- **What is asked**:
Separate out the lines that hold "document".

### Recorded data

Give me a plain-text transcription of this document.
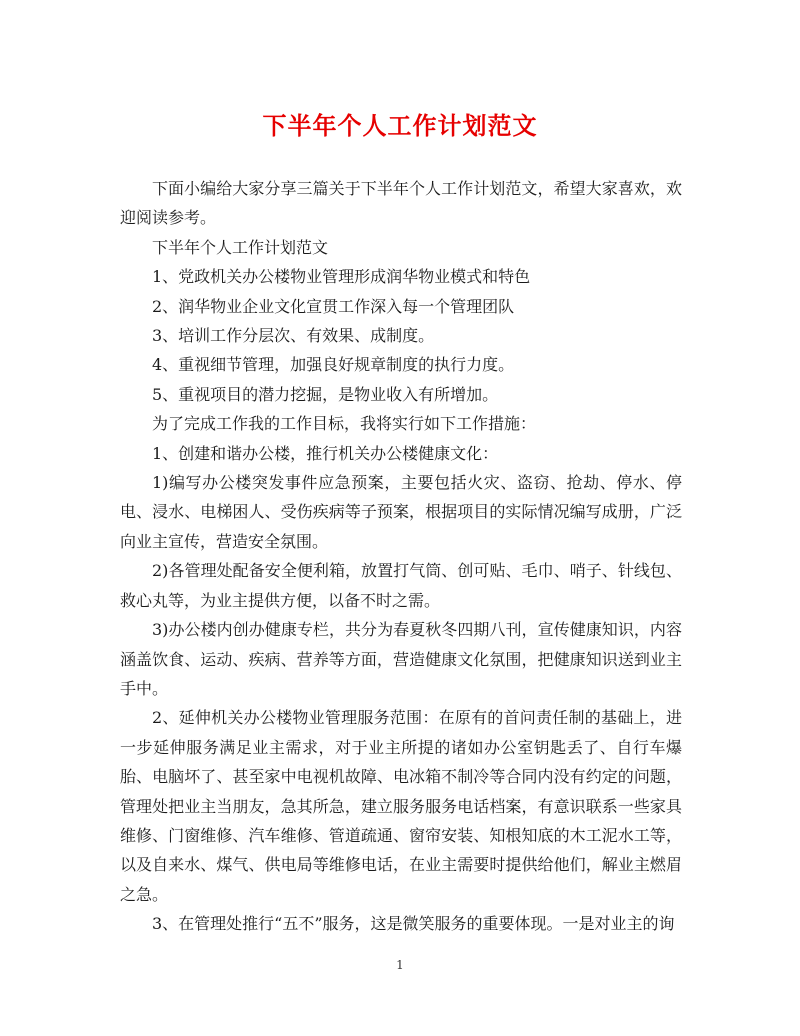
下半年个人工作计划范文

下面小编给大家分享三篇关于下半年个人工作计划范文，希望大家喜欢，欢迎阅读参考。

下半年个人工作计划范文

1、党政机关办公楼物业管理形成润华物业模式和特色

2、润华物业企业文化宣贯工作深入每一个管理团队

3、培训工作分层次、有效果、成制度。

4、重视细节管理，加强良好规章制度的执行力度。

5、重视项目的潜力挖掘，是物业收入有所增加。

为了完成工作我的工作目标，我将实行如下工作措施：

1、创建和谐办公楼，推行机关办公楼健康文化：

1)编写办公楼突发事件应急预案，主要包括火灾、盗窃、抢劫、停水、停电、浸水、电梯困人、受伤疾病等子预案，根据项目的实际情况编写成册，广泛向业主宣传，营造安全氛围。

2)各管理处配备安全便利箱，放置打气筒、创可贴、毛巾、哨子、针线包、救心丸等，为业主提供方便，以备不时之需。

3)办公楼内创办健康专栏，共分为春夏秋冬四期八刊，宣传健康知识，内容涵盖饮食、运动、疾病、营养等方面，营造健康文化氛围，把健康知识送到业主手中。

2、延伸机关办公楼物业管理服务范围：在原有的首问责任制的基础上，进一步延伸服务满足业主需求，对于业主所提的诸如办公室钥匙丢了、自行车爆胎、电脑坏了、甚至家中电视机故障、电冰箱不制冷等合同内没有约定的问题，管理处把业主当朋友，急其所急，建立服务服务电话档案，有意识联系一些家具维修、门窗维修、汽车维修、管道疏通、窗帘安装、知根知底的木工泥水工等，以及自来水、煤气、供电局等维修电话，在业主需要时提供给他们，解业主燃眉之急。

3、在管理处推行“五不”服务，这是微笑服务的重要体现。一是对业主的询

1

######
### Recorded data

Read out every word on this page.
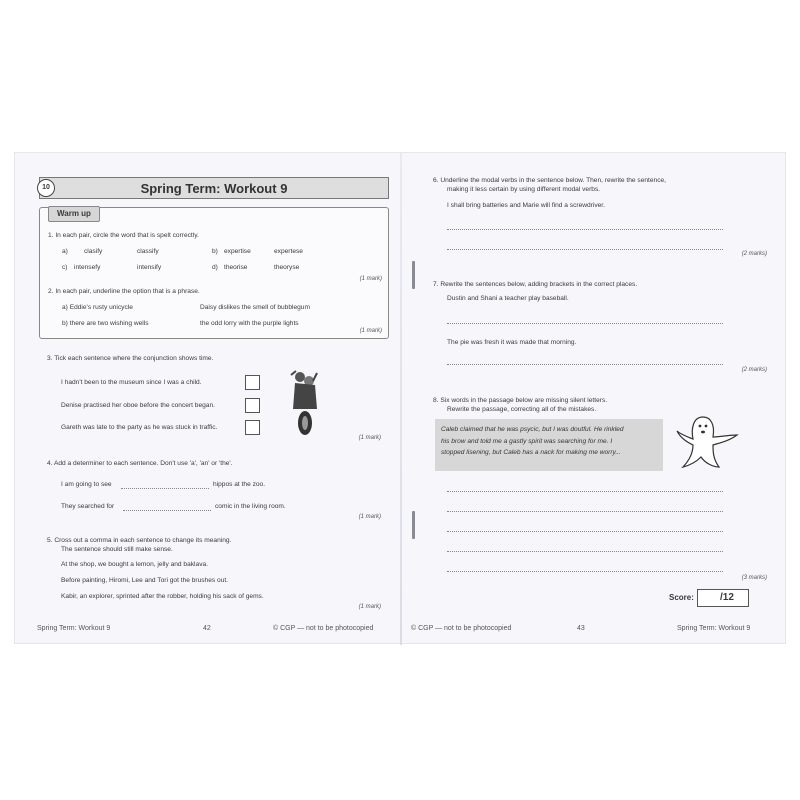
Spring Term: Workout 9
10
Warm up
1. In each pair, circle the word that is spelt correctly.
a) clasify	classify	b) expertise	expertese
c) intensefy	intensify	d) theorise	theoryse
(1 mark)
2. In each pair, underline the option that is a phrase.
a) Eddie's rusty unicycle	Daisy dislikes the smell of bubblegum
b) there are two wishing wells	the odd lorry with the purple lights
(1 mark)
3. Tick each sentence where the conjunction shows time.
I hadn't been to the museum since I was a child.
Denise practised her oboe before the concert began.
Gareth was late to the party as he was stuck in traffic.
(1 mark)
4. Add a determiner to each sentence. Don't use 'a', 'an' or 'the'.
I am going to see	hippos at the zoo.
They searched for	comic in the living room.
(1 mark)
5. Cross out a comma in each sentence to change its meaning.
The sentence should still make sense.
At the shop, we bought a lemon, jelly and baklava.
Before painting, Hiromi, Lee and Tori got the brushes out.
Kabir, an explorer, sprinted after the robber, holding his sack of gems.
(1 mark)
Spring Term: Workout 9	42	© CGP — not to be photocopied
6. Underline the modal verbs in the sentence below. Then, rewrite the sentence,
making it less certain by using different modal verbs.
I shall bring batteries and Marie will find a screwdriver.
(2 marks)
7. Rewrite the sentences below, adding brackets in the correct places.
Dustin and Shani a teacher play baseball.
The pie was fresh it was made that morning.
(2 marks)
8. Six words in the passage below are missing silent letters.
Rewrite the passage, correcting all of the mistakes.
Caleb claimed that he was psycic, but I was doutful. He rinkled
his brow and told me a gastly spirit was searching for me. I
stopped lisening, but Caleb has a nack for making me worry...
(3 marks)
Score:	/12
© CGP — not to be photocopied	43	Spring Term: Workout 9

######
### Recorded data

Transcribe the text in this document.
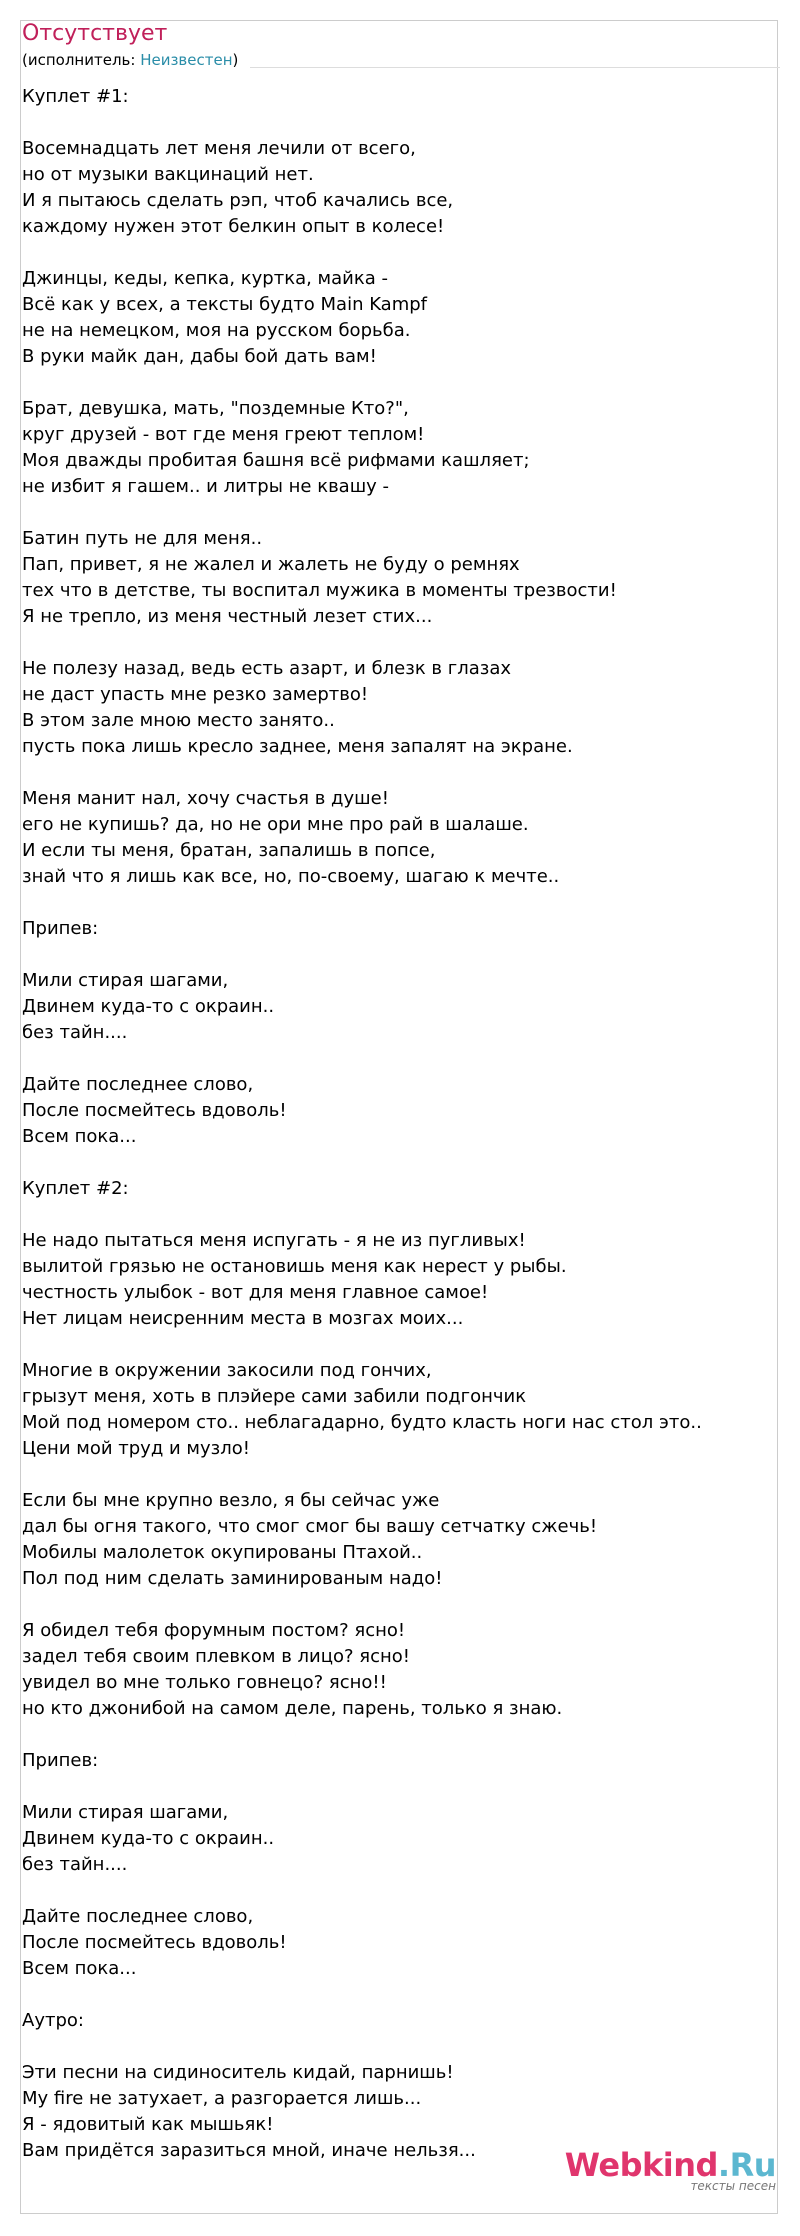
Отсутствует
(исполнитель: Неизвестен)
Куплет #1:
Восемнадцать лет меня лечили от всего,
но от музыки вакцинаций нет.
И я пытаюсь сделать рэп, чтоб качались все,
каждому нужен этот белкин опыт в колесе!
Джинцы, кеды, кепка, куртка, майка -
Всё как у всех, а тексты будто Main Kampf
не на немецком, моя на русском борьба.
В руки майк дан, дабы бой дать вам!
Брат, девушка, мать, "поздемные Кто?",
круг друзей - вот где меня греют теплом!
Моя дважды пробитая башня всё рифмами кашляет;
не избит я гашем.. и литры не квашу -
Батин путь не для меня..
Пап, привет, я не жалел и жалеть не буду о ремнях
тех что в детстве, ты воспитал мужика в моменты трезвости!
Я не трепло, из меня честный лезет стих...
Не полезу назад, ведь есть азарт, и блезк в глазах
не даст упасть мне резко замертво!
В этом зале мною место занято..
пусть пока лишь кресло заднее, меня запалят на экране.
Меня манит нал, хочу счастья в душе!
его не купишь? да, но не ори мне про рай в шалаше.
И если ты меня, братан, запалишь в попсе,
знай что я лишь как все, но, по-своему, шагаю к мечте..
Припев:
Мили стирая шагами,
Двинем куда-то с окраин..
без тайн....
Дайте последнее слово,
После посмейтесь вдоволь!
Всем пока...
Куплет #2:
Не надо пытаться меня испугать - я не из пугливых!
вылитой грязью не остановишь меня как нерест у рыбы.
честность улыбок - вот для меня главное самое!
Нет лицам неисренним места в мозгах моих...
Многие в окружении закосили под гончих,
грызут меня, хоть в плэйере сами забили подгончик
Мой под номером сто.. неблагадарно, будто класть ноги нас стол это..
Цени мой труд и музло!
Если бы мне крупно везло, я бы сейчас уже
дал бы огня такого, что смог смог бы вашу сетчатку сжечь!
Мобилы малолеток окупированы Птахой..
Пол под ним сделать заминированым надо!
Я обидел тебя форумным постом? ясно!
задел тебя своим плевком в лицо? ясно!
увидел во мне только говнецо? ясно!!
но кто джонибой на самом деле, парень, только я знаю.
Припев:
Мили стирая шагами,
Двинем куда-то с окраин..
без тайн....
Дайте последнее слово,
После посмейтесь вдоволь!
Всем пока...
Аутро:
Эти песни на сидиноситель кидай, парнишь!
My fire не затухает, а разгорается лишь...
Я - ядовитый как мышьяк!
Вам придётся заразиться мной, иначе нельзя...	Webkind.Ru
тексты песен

######

- **Full output**:
Give me a plain-text transcription of this document.
Transcribe the text in this document.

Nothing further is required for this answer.